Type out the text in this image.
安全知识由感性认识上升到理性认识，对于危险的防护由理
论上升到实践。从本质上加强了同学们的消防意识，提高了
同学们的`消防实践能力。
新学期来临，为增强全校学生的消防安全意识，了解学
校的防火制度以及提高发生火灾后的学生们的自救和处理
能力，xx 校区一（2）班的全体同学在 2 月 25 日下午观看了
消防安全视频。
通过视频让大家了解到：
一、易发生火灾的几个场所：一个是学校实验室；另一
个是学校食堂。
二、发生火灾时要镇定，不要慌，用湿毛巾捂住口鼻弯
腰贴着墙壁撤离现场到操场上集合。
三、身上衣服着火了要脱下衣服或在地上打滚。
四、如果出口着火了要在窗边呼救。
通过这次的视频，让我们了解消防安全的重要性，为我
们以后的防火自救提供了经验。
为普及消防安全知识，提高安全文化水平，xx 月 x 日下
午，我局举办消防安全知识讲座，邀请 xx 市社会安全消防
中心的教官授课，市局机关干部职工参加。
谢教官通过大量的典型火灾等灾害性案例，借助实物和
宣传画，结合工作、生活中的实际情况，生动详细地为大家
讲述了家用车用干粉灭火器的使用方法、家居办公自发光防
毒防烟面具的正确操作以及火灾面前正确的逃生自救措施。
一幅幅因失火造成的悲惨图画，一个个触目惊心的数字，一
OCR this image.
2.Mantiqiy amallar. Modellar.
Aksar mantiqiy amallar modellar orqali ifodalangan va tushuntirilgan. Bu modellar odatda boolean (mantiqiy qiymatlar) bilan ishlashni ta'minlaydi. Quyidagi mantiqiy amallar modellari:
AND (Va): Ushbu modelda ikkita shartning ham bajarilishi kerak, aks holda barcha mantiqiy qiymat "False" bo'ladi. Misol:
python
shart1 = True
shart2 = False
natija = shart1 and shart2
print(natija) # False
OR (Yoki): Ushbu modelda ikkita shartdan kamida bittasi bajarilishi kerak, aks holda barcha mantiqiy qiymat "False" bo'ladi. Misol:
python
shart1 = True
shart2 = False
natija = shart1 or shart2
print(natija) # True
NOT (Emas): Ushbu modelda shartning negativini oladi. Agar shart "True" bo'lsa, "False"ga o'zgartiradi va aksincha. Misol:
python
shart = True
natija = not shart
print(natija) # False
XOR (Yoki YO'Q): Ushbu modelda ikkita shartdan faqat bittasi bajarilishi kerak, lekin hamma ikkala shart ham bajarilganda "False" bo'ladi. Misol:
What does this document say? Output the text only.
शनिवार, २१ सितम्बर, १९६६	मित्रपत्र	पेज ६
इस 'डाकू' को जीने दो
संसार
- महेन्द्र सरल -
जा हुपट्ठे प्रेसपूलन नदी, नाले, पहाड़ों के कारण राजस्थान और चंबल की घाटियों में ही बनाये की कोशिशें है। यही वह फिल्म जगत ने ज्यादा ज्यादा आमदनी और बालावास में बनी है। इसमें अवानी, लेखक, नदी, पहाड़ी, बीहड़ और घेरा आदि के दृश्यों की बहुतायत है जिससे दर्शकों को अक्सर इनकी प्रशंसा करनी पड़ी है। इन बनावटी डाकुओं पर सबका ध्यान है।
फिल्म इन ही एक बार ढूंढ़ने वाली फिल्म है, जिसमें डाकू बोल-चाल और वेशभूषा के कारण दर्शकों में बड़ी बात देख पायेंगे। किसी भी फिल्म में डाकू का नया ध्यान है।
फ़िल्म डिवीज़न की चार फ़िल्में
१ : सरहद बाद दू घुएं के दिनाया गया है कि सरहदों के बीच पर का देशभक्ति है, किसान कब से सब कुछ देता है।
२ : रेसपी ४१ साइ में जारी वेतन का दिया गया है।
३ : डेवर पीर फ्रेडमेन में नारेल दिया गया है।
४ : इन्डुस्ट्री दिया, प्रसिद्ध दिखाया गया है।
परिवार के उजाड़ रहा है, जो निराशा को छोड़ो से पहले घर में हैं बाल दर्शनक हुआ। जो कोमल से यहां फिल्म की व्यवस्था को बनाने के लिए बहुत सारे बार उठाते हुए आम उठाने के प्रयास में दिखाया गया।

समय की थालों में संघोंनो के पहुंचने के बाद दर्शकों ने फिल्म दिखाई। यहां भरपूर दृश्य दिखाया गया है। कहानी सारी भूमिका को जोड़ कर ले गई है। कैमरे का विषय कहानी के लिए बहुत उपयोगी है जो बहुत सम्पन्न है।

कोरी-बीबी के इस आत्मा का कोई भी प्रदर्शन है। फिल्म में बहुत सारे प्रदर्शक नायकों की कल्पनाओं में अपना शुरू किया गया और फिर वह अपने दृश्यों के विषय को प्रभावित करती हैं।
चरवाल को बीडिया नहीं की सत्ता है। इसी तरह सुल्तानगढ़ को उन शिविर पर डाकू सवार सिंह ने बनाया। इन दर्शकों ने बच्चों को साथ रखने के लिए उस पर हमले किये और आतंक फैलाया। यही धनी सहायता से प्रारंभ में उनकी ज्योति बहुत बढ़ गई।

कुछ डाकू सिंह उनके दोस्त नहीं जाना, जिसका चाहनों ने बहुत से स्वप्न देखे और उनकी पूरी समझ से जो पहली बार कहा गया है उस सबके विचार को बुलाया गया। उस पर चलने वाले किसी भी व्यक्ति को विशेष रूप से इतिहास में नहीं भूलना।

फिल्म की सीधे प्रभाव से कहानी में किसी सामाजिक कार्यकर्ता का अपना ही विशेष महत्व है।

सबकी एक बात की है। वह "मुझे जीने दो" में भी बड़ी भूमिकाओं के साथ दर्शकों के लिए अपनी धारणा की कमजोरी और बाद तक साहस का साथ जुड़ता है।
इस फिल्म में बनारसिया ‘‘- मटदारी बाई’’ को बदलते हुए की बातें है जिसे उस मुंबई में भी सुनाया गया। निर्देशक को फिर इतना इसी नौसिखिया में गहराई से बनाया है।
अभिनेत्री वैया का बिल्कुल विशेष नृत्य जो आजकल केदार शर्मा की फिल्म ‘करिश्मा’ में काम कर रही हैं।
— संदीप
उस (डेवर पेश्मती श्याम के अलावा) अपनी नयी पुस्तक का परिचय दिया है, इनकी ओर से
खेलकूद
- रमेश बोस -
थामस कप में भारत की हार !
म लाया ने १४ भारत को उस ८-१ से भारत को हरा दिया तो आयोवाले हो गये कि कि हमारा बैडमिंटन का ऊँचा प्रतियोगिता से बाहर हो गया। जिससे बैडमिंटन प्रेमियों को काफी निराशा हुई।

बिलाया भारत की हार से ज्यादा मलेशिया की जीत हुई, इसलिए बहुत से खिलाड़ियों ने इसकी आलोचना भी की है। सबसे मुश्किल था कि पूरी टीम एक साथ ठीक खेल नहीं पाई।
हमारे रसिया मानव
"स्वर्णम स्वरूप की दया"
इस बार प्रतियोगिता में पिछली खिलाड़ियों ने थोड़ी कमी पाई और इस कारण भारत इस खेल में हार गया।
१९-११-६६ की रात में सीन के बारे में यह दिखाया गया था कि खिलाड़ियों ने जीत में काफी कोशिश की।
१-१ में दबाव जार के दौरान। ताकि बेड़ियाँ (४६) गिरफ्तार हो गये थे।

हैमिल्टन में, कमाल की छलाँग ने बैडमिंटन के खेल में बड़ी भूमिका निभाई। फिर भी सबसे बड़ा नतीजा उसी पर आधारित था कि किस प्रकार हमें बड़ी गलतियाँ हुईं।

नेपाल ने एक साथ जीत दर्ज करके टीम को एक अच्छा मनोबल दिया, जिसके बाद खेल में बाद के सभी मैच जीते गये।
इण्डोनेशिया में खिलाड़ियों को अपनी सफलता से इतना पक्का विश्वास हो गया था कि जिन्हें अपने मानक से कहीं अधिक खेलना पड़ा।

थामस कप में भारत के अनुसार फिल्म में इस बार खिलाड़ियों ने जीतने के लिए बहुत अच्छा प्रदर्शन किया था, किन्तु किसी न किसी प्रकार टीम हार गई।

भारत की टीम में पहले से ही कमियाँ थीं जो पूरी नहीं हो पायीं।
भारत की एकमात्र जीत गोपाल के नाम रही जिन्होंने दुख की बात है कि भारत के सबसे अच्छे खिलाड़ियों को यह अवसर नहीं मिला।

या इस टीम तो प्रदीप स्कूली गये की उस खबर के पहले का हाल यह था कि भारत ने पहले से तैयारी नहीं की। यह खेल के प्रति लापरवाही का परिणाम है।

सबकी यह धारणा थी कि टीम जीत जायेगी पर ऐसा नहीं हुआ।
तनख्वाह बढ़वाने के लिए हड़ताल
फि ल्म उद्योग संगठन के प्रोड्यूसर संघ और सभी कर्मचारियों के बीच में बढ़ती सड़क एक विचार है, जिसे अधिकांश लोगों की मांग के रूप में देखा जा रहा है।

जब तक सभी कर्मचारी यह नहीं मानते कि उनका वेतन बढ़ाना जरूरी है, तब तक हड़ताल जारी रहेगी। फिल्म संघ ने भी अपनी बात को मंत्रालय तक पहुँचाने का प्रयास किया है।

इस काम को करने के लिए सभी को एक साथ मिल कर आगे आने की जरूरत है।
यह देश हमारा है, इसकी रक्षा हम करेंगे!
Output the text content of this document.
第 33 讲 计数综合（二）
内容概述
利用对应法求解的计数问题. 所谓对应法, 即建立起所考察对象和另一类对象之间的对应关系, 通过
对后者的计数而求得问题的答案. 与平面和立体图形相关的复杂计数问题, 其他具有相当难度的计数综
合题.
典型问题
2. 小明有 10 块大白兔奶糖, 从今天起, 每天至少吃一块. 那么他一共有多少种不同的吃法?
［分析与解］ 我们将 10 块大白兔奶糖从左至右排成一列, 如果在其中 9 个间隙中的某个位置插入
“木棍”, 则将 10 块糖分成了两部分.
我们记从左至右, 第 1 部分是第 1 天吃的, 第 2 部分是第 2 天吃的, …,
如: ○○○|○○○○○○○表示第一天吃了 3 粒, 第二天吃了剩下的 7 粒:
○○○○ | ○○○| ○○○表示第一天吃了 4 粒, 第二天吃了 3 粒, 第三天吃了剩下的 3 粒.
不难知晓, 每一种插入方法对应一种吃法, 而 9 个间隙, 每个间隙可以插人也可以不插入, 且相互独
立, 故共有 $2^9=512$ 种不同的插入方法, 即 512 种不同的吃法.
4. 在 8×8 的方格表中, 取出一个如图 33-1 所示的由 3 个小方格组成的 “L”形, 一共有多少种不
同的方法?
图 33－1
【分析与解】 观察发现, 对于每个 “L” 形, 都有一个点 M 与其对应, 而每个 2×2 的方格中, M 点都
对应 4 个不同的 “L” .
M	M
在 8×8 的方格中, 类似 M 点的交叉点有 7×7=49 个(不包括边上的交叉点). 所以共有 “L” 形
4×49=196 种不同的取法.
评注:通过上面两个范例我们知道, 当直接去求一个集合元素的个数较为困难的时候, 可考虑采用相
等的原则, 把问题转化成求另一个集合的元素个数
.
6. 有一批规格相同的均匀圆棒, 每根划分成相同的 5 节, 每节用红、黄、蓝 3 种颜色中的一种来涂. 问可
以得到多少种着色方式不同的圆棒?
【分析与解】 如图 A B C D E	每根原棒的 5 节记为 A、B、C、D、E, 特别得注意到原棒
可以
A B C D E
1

_Aim_:
Take every line containing the word "Yoki" and copy it.

_The answer_:
OR (Yoki): Ushbu modelda ikkita shartdan kamida bittasi bajarilishi kerak, aks holda barcha mantiqiy qiymat "False" bo'ladi. Misol:
XOR (Yoki YO'Q): Ushbu modelda ikkita shartdan faqat bittasi bajarilishi kerak, lekin hamma ikkala shart ham bajarilganda "False" bo'ladi. Misol:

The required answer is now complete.